**Task brief:** Copy out every line in which the string "this" occurs.

______________________________

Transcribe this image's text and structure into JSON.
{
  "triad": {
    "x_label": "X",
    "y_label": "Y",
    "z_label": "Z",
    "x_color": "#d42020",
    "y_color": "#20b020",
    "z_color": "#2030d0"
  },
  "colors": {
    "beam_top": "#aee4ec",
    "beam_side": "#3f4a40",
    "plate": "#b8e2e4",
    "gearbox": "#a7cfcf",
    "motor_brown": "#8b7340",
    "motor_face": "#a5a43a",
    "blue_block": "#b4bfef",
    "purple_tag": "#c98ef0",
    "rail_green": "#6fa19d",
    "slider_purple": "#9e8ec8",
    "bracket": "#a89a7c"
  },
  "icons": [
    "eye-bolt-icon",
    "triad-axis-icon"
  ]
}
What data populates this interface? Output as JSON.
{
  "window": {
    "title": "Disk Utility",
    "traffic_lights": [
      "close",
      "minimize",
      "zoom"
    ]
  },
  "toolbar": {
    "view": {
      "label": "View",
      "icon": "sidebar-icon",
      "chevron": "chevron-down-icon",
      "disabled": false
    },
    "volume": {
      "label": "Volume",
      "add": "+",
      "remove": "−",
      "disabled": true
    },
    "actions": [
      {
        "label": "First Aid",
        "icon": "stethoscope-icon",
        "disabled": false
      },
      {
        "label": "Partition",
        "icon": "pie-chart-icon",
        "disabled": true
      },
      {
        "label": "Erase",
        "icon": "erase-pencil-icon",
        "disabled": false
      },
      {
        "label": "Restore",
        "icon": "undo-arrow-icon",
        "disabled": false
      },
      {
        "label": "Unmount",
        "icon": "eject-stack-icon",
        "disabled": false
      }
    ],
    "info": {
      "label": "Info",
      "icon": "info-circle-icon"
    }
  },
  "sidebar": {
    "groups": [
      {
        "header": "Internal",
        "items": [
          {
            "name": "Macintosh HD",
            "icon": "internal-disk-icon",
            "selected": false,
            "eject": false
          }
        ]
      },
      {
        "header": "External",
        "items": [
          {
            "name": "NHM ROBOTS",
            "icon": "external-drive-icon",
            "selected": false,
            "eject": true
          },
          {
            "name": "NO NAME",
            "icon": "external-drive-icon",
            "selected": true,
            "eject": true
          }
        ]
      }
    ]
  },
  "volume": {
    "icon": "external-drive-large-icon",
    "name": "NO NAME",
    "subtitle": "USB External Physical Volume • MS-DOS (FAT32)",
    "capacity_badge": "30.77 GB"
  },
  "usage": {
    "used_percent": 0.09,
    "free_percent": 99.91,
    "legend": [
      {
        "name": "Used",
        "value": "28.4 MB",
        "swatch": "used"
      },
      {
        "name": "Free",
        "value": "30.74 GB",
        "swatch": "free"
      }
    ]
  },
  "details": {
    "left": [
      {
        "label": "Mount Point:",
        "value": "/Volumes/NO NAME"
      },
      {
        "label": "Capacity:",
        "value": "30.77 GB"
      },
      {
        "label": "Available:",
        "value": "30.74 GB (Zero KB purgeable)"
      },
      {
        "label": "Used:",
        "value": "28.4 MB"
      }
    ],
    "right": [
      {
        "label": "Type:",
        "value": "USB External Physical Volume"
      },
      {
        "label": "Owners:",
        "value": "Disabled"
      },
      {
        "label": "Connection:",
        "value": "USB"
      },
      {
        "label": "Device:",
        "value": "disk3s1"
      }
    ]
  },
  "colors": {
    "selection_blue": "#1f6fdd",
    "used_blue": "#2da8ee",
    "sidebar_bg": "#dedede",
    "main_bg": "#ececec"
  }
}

______________________________

**The output:**
Transcribe this image's text and structure into JSON.
What data populates this interface? Output as JSON.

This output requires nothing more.